--- BEGIN SUPPLIED DATA ---
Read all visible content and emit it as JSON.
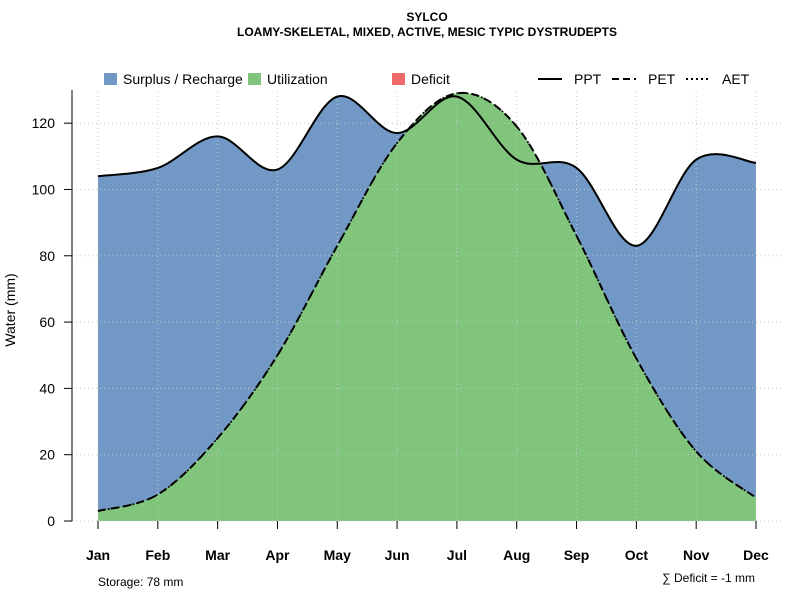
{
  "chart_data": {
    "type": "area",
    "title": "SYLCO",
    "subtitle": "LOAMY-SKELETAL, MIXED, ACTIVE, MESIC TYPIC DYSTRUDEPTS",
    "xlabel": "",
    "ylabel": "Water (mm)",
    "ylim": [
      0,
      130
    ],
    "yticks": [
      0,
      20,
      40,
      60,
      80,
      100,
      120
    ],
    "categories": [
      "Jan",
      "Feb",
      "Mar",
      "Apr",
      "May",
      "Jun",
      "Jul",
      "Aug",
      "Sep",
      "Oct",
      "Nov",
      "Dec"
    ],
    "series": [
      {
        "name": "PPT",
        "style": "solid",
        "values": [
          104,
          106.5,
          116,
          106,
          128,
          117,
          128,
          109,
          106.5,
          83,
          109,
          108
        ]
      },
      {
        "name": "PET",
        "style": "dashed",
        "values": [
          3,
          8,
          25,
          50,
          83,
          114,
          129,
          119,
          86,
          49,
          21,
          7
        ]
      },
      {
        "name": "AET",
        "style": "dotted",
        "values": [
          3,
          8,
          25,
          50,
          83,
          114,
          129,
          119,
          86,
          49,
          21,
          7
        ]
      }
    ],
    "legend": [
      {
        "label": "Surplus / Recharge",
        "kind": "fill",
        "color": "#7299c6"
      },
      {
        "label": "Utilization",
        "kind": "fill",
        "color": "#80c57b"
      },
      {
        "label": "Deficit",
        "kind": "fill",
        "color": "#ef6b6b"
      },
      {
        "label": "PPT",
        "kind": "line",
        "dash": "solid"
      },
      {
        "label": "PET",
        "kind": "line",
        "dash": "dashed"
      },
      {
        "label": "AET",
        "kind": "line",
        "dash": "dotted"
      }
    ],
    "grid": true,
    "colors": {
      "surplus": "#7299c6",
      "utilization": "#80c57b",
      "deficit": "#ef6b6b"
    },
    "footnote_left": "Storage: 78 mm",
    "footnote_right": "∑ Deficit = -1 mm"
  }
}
--- END SUPPLIED DATA ---
Copy every entry word for word, but omit the pictures.

§ **SOLUTION FOR THIS PROBLEM**
Read all visible content and emit it as JSON.
{
  "chart_data": {
    "type": "area",
    "title": "SYLCO",
    "subtitle": "LOAMY-SKELETAL, MIXED, ACTIVE, MESIC TYPIC DYSTRUDEPTS",
    "xlabel": "",
    "ylabel": "Water (mm)",
    "ylim": [
      0,
      130
    ],
    "yticks": [
      0,
      20,
      40,
      60,
      80,
      100,
      120
    ],
    "categories": [
      "Jan",
      "Feb",
      "Mar",
      "Apr",
      "May",
      "Jun",
      "Jul",
      "Aug",
      "Sep",
      "Oct",
      "Nov",
      "Dec"
    ],
    "series": [
      {
        "name": "PPT",
        "style": "solid",
        "values": [
          104,
          106.5,
          116,
          106,
          128,
          117,
          128,
          109,
          106.5,
          83,
          109,
          108
        ]
      },
      {
        "name": "PET",
        "style": "dashed",
        "values": [
          3,
          8,
          25,
          50,
          83,
          114,
          129,
          119,
          86,
          49,
          21,
          7
        ]
      },
      {
        "name": "AET",
        "style": "dotted",
        "values": [
          3,
          8,
          25,
          50,
          83,
          114,
          129,
          119,
          86,
          49,
          21,
          7
        ]
      }
    ],
    "legend": [
      {
        "label": "Surplus / Recharge",
        "kind": "fill",
        "color": "#7299c6"
      },
      {
        "label": "Utilization",
        "kind": "fill",
        "color": "#80c57b"
      },
      {
        "label": "Deficit",
        "kind": "fill",
        "color": "#ef6b6b"
      },
      {
        "label": "PPT",
        "kind": "line",
        "dash": "solid"
      },
      {
        "label": "PET",
        "kind": "line",
        "dash": "dashed"
      },
      {
        "label": "AET",
        "kind": "line",
        "dash": "dotted"
      }
    ],
    "grid": true,
    "colors": {
      "surplus": "#7299c6",
      "utilization": "#80c57b",
      "deficit": "#ef6b6b"
    },
    "footnote_left": "Storage: 78 mm",
    "footnote_right": "∑ Deficit = -1 mm"
  }
}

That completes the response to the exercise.